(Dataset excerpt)
'''

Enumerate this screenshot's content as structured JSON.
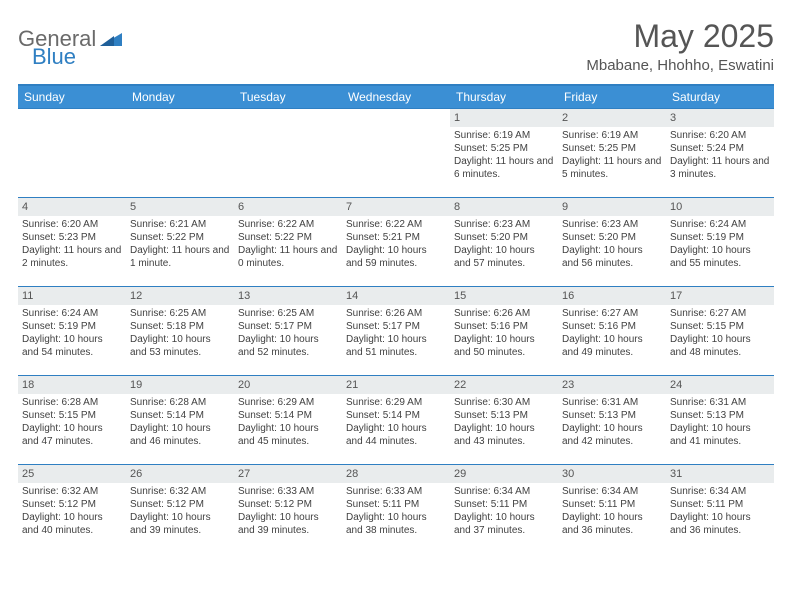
{
  "brand": {
    "part1": "General",
    "part2": "Blue",
    "triangle_color": "#2f7fc2"
  },
  "title": "May 2025",
  "location": "Mbabane, Hhohho, Eswatini",
  "colors": {
    "header_bg": "#3b8fd4",
    "header_text": "#ffffff",
    "rule": "#2f7fc2",
    "daynum_bg": "#e9eced",
    "text": "#414141"
  },
  "weekdays": [
    "Sunday",
    "Monday",
    "Tuesday",
    "Wednesday",
    "Thursday",
    "Friday",
    "Saturday"
  ],
  "weeks": [
    [
      null,
      null,
      null,
      null,
      {
        "n": "1",
        "sr": "Sunrise: 6:19 AM",
        "ss": "Sunset: 5:25 PM",
        "dl": "Daylight: 11 hours and 6 minutes."
      },
      {
        "n": "2",
        "sr": "Sunrise: 6:19 AM",
        "ss": "Sunset: 5:25 PM",
        "dl": "Daylight: 11 hours and 5 minutes."
      },
      {
        "n": "3",
        "sr": "Sunrise: 6:20 AM",
        "ss": "Sunset: 5:24 PM",
        "dl": "Daylight: 11 hours and 3 minutes."
      }
    ],
    [
      {
        "n": "4",
        "sr": "Sunrise: 6:20 AM",
        "ss": "Sunset: 5:23 PM",
        "dl": "Daylight: 11 hours and 2 minutes."
      },
      {
        "n": "5",
        "sr": "Sunrise: 6:21 AM",
        "ss": "Sunset: 5:22 PM",
        "dl": "Daylight: 11 hours and 1 minute."
      },
      {
        "n": "6",
        "sr": "Sunrise: 6:22 AM",
        "ss": "Sunset: 5:22 PM",
        "dl": "Daylight: 11 hours and 0 minutes."
      },
      {
        "n": "7",
        "sr": "Sunrise: 6:22 AM",
        "ss": "Sunset: 5:21 PM",
        "dl": "Daylight: 10 hours and 59 minutes."
      },
      {
        "n": "8",
        "sr": "Sunrise: 6:23 AM",
        "ss": "Sunset: 5:20 PM",
        "dl": "Daylight: 10 hours and 57 minutes."
      },
      {
        "n": "9",
        "sr": "Sunrise: 6:23 AM",
        "ss": "Sunset: 5:20 PM",
        "dl": "Daylight: 10 hours and 56 minutes."
      },
      {
        "n": "10",
        "sr": "Sunrise: 6:24 AM",
        "ss": "Sunset: 5:19 PM",
        "dl": "Daylight: 10 hours and 55 minutes."
      }
    ],
    [
      {
        "n": "11",
        "sr": "Sunrise: 6:24 AM",
        "ss": "Sunset: 5:19 PM",
        "dl": "Daylight: 10 hours and 54 minutes."
      },
      {
        "n": "12",
        "sr": "Sunrise: 6:25 AM",
        "ss": "Sunset: 5:18 PM",
        "dl": "Daylight: 10 hours and 53 minutes."
      },
      {
        "n": "13",
        "sr": "Sunrise: 6:25 AM",
        "ss": "Sunset: 5:17 PM",
        "dl": "Daylight: 10 hours and 52 minutes."
      },
      {
        "n": "14",
        "sr": "Sunrise: 6:26 AM",
        "ss": "Sunset: 5:17 PM",
        "dl": "Daylight: 10 hours and 51 minutes."
      },
      {
        "n": "15",
        "sr": "Sunrise: 6:26 AM",
        "ss": "Sunset: 5:16 PM",
        "dl": "Daylight: 10 hours and 50 minutes."
      },
      {
        "n": "16",
        "sr": "Sunrise: 6:27 AM",
        "ss": "Sunset: 5:16 PM",
        "dl": "Daylight: 10 hours and 49 minutes."
      },
      {
        "n": "17",
        "sr": "Sunrise: 6:27 AM",
        "ss": "Sunset: 5:15 PM",
        "dl": "Daylight: 10 hours and 48 minutes."
      }
    ],
    [
      {
        "n": "18",
        "sr": "Sunrise: 6:28 AM",
        "ss": "Sunset: 5:15 PM",
        "dl": "Daylight: 10 hours and 47 minutes."
      },
      {
        "n": "19",
        "sr": "Sunrise: 6:28 AM",
        "ss": "Sunset: 5:14 PM",
        "dl": "Daylight: 10 hours and 46 minutes."
      },
      {
        "n": "20",
        "sr": "Sunrise: 6:29 AM",
        "ss": "Sunset: 5:14 PM",
        "dl": "Daylight: 10 hours and 45 minutes."
      },
      {
        "n": "21",
        "sr": "Sunrise: 6:29 AM",
        "ss": "Sunset: 5:14 PM",
        "dl": "Daylight: 10 hours and 44 minutes."
      },
      {
        "n": "22",
        "sr": "Sunrise: 6:30 AM",
        "ss": "Sunset: 5:13 PM",
        "dl": "Daylight: 10 hours and 43 minutes."
      },
      {
        "n": "23",
        "sr": "Sunrise: 6:31 AM",
        "ss": "Sunset: 5:13 PM",
        "dl": "Daylight: 10 hours and 42 minutes."
      },
      {
        "n": "24",
        "sr": "Sunrise: 6:31 AM",
        "ss": "Sunset: 5:13 PM",
        "dl": "Daylight: 10 hours and 41 minutes."
      }
    ],
    [
      {
        "n": "25",
        "sr": "Sunrise: 6:32 AM",
        "ss": "Sunset: 5:12 PM",
        "dl": "Daylight: 10 hours and 40 minutes."
      },
      {
        "n": "26",
        "sr": "Sunrise: 6:32 AM",
        "ss": "Sunset: 5:12 PM",
        "dl": "Daylight: 10 hours and 39 minutes."
      },
      {
        "n": "27",
        "sr": "Sunrise: 6:33 AM",
        "ss": "Sunset: 5:12 PM",
        "dl": "Daylight: 10 hours and 39 minutes."
      },
      {
        "n": "28",
        "sr": "Sunrise: 6:33 AM",
        "ss": "Sunset: 5:11 PM",
        "dl": "Daylight: 10 hours and 38 minutes."
      },
      {
        "n": "29",
        "sr": "Sunrise: 6:34 AM",
        "ss": "Sunset: 5:11 PM",
        "dl": "Daylight: 10 hours and 37 minutes."
      },
      {
        "n": "30",
        "sr": "Sunrise: 6:34 AM",
        "ss": "Sunset: 5:11 PM",
        "dl": "Daylight: 10 hours and 36 minutes."
      },
      {
        "n": "31",
        "sr": "Sunrise: 6:34 AM",
        "ss": "Sunset: 5:11 PM",
        "dl": "Daylight: 10 hours and 36 minutes."
      }
    ]
  ]
}
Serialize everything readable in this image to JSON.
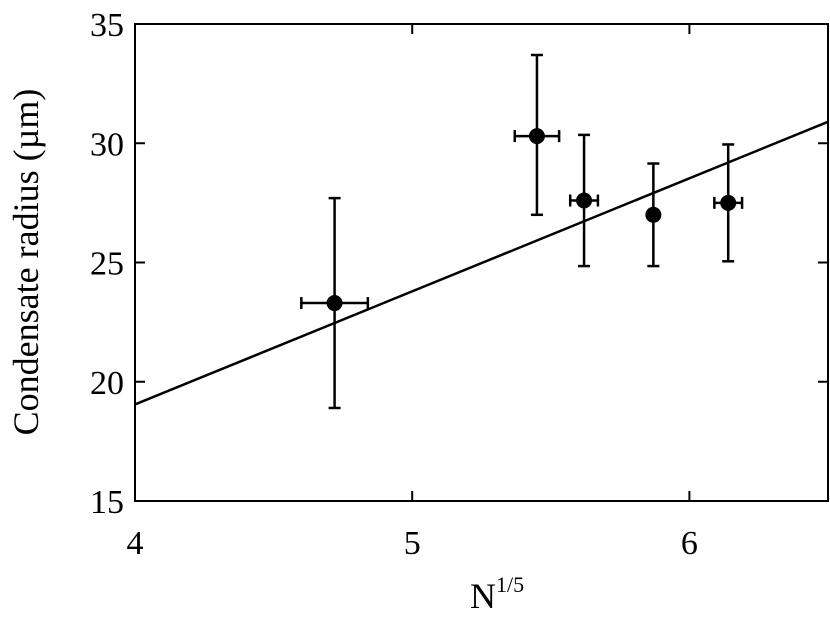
{
  "chart_data": {
    "type": "scatter",
    "title": "",
    "xlabel": "N",
    "xlabel_superscript": "1/5",
    "ylabel": "Condensate radius (µm)",
    "xlim": [
      4,
      6.5
    ],
    "ylim": [
      15,
      35
    ],
    "xticks": [
      4,
      5,
      6
    ],
    "yticks": [
      15,
      20,
      25,
      30,
      35
    ],
    "grid": false,
    "legend": "none",
    "series": [
      {
        "points": [
          {
            "x": 4.72,
            "y": 23.3,
            "xerr": 0.12,
            "yerr_low": 4.4,
            "yerr_high": 4.4
          },
          {
            "x": 5.45,
            "y": 30.3,
            "xerr": 0.08,
            "yerr_low": 3.3,
            "yerr_high": 3.4
          },
          {
            "x": 5.62,
            "y": 27.6,
            "xerr": 0.05,
            "yerr_low": 2.75,
            "yerr_high": 2.75
          },
          {
            "x": 5.87,
            "y": 27.0,
            "xerr": 0.0,
            "yerr_low": 2.15,
            "yerr_high": 2.15
          },
          {
            "x": 6.14,
            "y": 27.5,
            "xerr": 0.05,
            "yerr_low": 2.45,
            "yerr_high": 2.45
          }
        ],
        "color": "#000000"
      }
    ],
    "fit_line": {
      "x": [
        4,
        6.5
      ],
      "y": [
        19.05,
        30.9
      ],
      "color": "#000000"
    }
  }
}
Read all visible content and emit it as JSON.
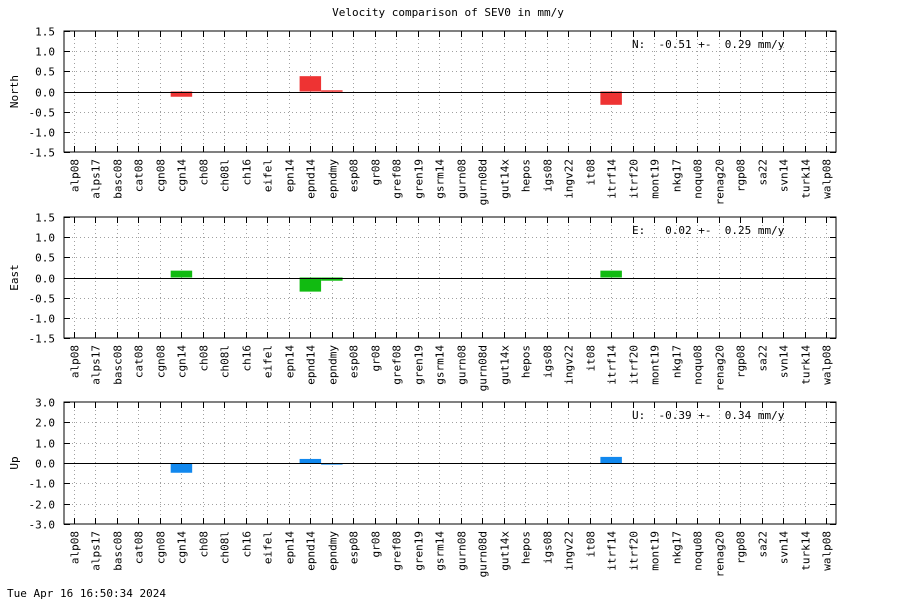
{
  "page": {
    "title": "Velocity comparison of SEV0 in mm/y",
    "timestamp": "Tue Apr 16 16:50:34 2024"
  },
  "chart_data": [
    {
      "type": "bar",
      "ylabel": "North",
      "ylim": [
        -1.5,
        1.5
      ],
      "yticks": [
        "-1.5",
        "-1.0",
        "-0.5",
        "0.0",
        "0.5",
        "1.0",
        "1.5"
      ],
      "ytick_values": [
        -1.5,
        -1.0,
        -0.5,
        0.0,
        0.5,
        1.0,
        1.5
      ],
      "grid": true,
      "color": "#ee3333",
      "annotation": "N:  -0.51 +-  0.29 mm/y",
      "categories": [
        "alp08",
        "alps17",
        "basc08",
        "cat08",
        "cgn08",
        "cgn14",
        "ch08",
        "ch08l",
        "ch16",
        "eifel",
        "epn14",
        "epnd14",
        "epndmy",
        "esp08",
        "gr08",
        "gref08",
        "gren19",
        "gsrm14",
        "gurn08",
        "gurn08d",
        "gut14x",
        "hepos",
        "igs08",
        "ingv22",
        "it08",
        "itrf14",
        "itrf20",
        "mont19",
        "nkg17",
        "noqu08",
        "renag20",
        "rgp08",
        "sa22",
        "svn14",
        "turk14",
        "walp08"
      ],
      "values": [
        0,
        0,
        0,
        0,
        0,
        -0.13,
        0,
        0,
        0,
        0,
        0,
        0.38,
        0.03,
        0,
        0,
        0,
        0,
        0,
        0,
        0,
        0,
        0,
        0,
        0,
        0,
        -0.33,
        0,
        0,
        0,
        0,
        0,
        0,
        0,
        0,
        0,
        0
      ]
    },
    {
      "type": "bar",
      "ylabel": "East",
      "ylim": [
        -1.5,
        1.5
      ],
      "yticks": [
        "-1.5",
        "-1.0",
        "-0.5",
        "0.0",
        "0.5",
        "1.0",
        "1.5"
      ],
      "ytick_values": [
        -1.5,
        -1.0,
        -0.5,
        0.0,
        0.5,
        1.0,
        1.5
      ],
      "grid": true,
      "color": "#11bb11",
      "annotation": "E:   0.02 +-  0.25 mm/y",
      "categories": [
        "alp08",
        "alps17",
        "basc08",
        "cat08",
        "cgn08",
        "cgn14",
        "ch08",
        "ch08l",
        "ch16",
        "eifel",
        "epn14",
        "epnd14",
        "epndmy",
        "esp08",
        "gr08",
        "gref08",
        "gren19",
        "gsrm14",
        "gurn08",
        "gurn08d",
        "gut14x",
        "hepos",
        "igs08",
        "ingv22",
        "it08",
        "itrf14",
        "itrf20",
        "mont19",
        "nkg17",
        "noqu08",
        "renag20",
        "rgp08",
        "sa22",
        "svn14",
        "turk14",
        "walp08"
      ],
      "values": [
        0,
        0,
        0,
        0,
        0,
        0.17,
        0,
        0,
        0,
        0,
        0,
        -0.35,
        -0.08,
        0,
        0,
        0,
        0,
        0,
        0,
        0,
        0,
        0,
        0,
        0,
        0,
        0.17,
        0,
        0,
        0,
        0,
        0,
        0,
        0,
        0,
        0,
        0
      ]
    },
    {
      "type": "bar",
      "ylabel": "Up",
      "ylim": [
        -3.0,
        3.0
      ],
      "yticks": [
        "-3.0",
        "-2.0",
        "-1.0",
        "0.0",
        "1.0",
        "2.0",
        "3.0"
      ],
      "ytick_values": [
        -3.0,
        -2.0,
        -1.0,
        0.0,
        1.0,
        2.0,
        3.0
      ],
      "grid": true,
      "color": "#1188ee",
      "annotation": "U:  -0.39 +-  0.34 mm/y",
      "categories": [
        "alp08",
        "alps17",
        "basc08",
        "cat08",
        "cgn08",
        "cgn14",
        "ch08",
        "ch08l",
        "ch16",
        "eifel",
        "epn14",
        "epnd14",
        "epndmy",
        "esp08",
        "gr08",
        "gref08",
        "gren19",
        "gsrm14",
        "gurn08",
        "gurn08d",
        "gut14x",
        "hepos",
        "igs08",
        "ingv22",
        "it08",
        "itrf14",
        "itrf20",
        "mont19",
        "nkg17",
        "noqu08",
        "renag20",
        "rgp08",
        "sa22",
        "svn14",
        "turk14",
        "walp08"
      ],
      "values": [
        0,
        0,
        0,
        0,
        0,
        -0.48,
        0,
        0,
        0,
        0,
        0,
        0.2,
        -0.08,
        0,
        0,
        0,
        0,
        0,
        0,
        0,
        0,
        0,
        0,
        0,
        0,
        0.3,
        0,
        0,
        0,
        0,
        0,
        0,
        0,
        0,
        0,
        0
      ]
    }
  ]
}
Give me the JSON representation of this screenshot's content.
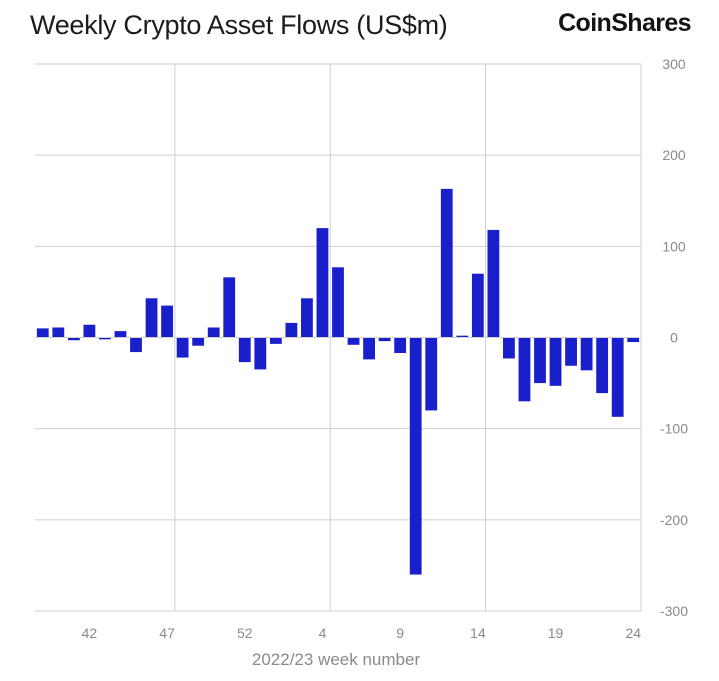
{
  "header": {
    "title": "Weekly Crypto Asset Flows (US$m)",
    "brand": "CoinShares"
  },
  "chart_data": {
    "type": "bar",
    "title": "Weekly Crypto Asset Flows (US$m)",
    "xlabel": "2022/23 week number",
    "ylabel": "",
    "ylim": [
      -300,
      300
    ],
    "y_ticks": [
      300,
      200,
      100,
      0,
      -100,
      -200,
      -300
    ],
    "y_tick_labels": [
      "300",
      "200",
      "100",
      "0",
      "-100",
      "-200",
      "-300"
    ],
    "y_axis_side": "right",
    "grid": true,
    "bar_color": "#1a1fcc",
    "x_tick_labels": [
      {
        "label": "42",
        "week_index": 3
      },
      {
        "label": "47",
        "week_index": 8
      },
      {
        "label": "52",
        "week_index": 13
      },
      {
        "label": "4",
        "week_index": 18
      },
      {
        "label": "9",
        "week_index": 23
      },
      {
        "label": "14",
        "week_index": 28
      },
      {
        "label": "19",
        "week_index": 33
      },
      {
        "label": "24",
        "week_index": 38
      }
    ],
    "vertical_gridlines_after_week_index": [
      8.5,
      18.5,
      28.5
    ],
    "values": [
      10,
      11,
      -3,
      14,
      -2,
      7,
      -16,
      43,
      35,
      -22,
      -9,
      11,
      66,
      -27,
      -35,
      -7,
      16,
      43,
      120,
      77,
      -8,
      -24,
      -4,
      -17,
      -260,
      -80,
      163,
      2,
      70,
      118,
      -23,
      -70,
      -50,
      -53,
      -31,
      -36,
      -61,
      -87,
      -5
    ]
  }
}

'''

### [SET TASK]
Tally how many lines of the data include the word "screenshot". Write the number and nothing else.

### [WRITTEN ANSWER]
2